──────── ENTRIES SUPPLIED ────────

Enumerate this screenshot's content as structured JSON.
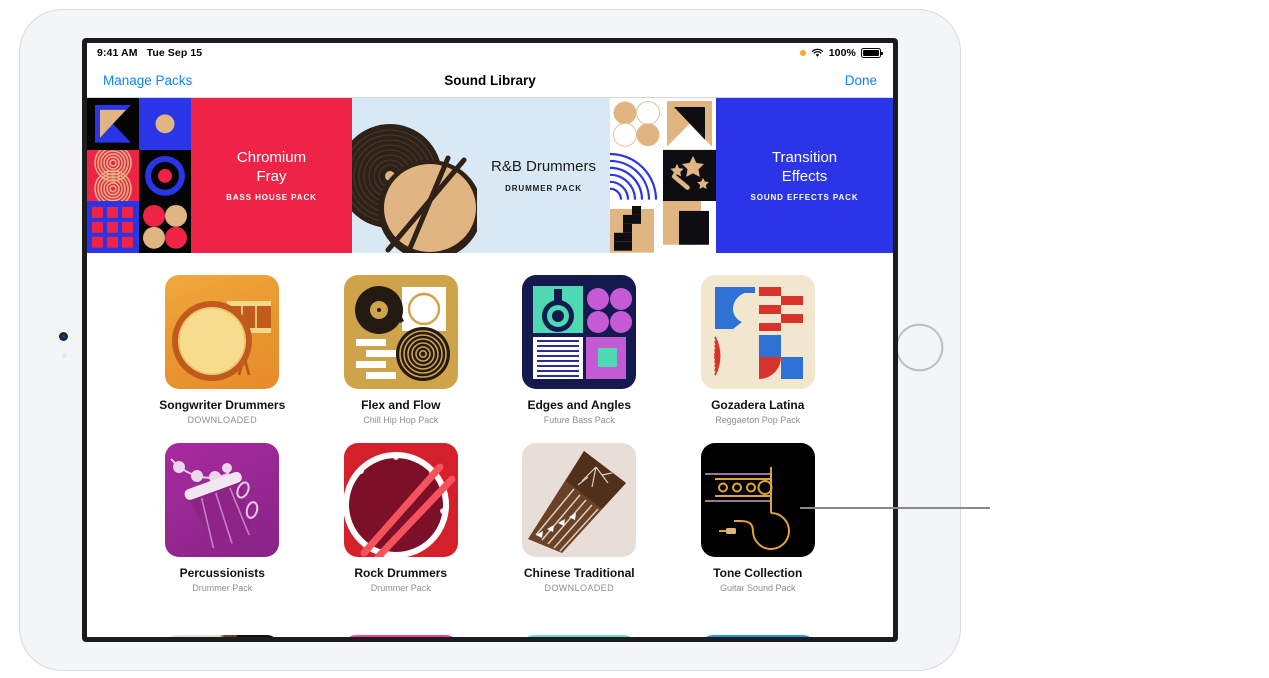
{
  "status_bar": {
    "time": "9:41 AM",
    "date": "Tue Sep 15",
    "battery_percent": "100%",
    "orange_dot": "recording-indicator",
    "wifi_icon": "wifi-icon",
    "battery_icon": "battery-full-icon"
  },
  "nav_bar": {
    "left_button": "Manage Packs",
    "title": "Sound Library",
    "right_button": "Done"
  },
  "banners": [
    {
      "title_line1": "Chromium",
      "title_line2": "Fray",
      "subtitle": "BASS HOUSE PACK",
      "bg": "#EE2346",
      "theme": "dark"
    },
    {
      "title_line1": "R&B Drummers",
      "title_line2": "",
      "subtitle": "DRUMMER PACK",
      "bg": "#D8E9F5",
      "theme": "light"
    },
    {
      "title_line1": "Transition",
      "title_line2": "Effects",
      "subtitle": "SOUND EFFECTS PACK",
      "bg": "#2B35E8",
      "theme": "dark"
    }
  ],
  "packs": [
    {
      "title": "Songwriter Drummers",
      "subtitle": "DOWNLOADED",
      "downloaded": true,
      "art": "songwriter-drummers"
    },
    {
      "title": "Flex and Flow",
      "subtitle": "Chill Hip Hop Pack",
      "downloaded": false,
      "art": "flex-and-flow"
    },
    {
      "title": "Edges and Angles",
      "subtitle": "Future Bass Pack",
      "downloaded": false,
      "art": "edges-and-angles"
    },
    {
      "title": "Gozadera Latina",
      "subtitle": "Reggaeton Pop Pack",
      "downloaded": false,
      "art": "gozadera-latina"
    },
    {
      "title": "Percussionists",
      "subtitle": "Drummer Pack",
      "downloaded": false,
      "art": "percussionists"
    },
    {
      "title": "Rock Drummers",
      "subtitle": "Drummer Pack",
      "downloaded": false,
      "art": "rock-drummers"
    },
    {
      "title": "Chinese Traditional",
      "subtitle": "DOWNLOADED",
      "downloaded": true,
      "art": "chinese-traditional"
    },
    {
      "title": "Tone Collection",
      "subtitle": "Guitar Sound Pack",
      "downloaded": false,
      "art": "tone-collection"
    }
  ],
  "partial_row_colors": [
    "#E8E0D2",
    "#FF3E9A",
    "#6EDCC0",
    "#1C9BE0"
  ],
  "callout": {
    "line_color": "#8a8a8e",
    "from": "tone-collection-thumb"
  },
  "colors": {
    "accent_blue": "#0a84ff",
    "title_black": "#111111",
    "subtitle_gray": "#8e8e93"
  }
}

────────

• _DIRECTION_
Give back each entry exactly as it appears, with no pictures.

• _TASK RESPONSE_
Enumerate this screenshot's content as structured JSON.
{
  "status_bar": {
    "time": "9:41 AM",
    "date": "Tue Sep 15",
    "battery_percent": "100%",
    "orange_dot": "recording-indicator",
    "wifi_icon": "wifi-icon",
    "battery_icon": "battery-full-icon"
  },
  "nav_bar": {
    "left_button": "Manage Packs",
    "title": "Sound Library",
    "right_button": "Done"
  },
  "banners": [
    {
      "title_line1": "Chromium",
      "title_line2": "Fray",
      "subtitle": "BASS HOUSE PACK",
      "bg": "#EE2346",
      "theme": "dark"
    },
    {
      "title_line1": "R&B Drummers",
      "title_line2": "",
      "subtitle": "DRUMMER PACK",
      "bg": "#D8E9F5",
      "theme": "light"
    },
    {
      "title_line1": "Transition",
      "title_line2": "Effects",
      "subtitle": "SOUND EFFECTS PACK",
      "bg": "#2B35E8",
      "theme": "dark"
    }
  ],
  "packs": [
    {
      "title": "Songwriter Drummers",
      "subtitle": "DOWNLOADED",
      "downloaded": true,
      "art": "songwriter-drummers"
    },
    {
      "title": "Flex and Flow",
      "subtitle": "Chill Hip Hop Pack",
      "downloaded": false,
      "art": "flex-and-flow"
    },
    {
      "title": "Edges and Angles",
      "subtitle": "Future Bass Pack",
      "downloaded": false,
      "art": "edges-and-angles"
    },
    {
      "title": "Gozadera Latina",
      "subtitle": "Reggaeton Pop Pack",
      "downloaded": false,
      "art": "gozadera-latina"
    },
    {
      "title": "Percussionists",
      "subtitle": "Drummer Pack",
      "downloaded": false,
      "art": "percussionists"
    },
    {
      "title": "Rock Drummers",
      "subtitle": "Drummer Pack",
      "downloaded": false,
      "art": "rock-drummers"
    },
    {
      "title": "Chinese Traditional",
      "subtitle": "DOWNLOADED",
      "downloaded": true,
      "art": "chinese-traditional"
    },
    {
      "title": "Tone Collection",
      "subtitle": "Guitar Sound Pack",
      "downloaded": false,
      "art": "tone-collection"
    }
  ],
  "partial_row_colors": [
    "#E8E0D2",
    "#FF3E9A",
    "#6EDCC0",
    "#1C9BE0"
  ],
  "callout": {
    "line_color": "#8a8a8e",
    "from": "tone-collection-thumb"
  },
  "colors": {
    "accent_blue": "#0a84ff",
    "title_black": "#111111",
    "subtitle_gray": "#8e8e93"
  }
}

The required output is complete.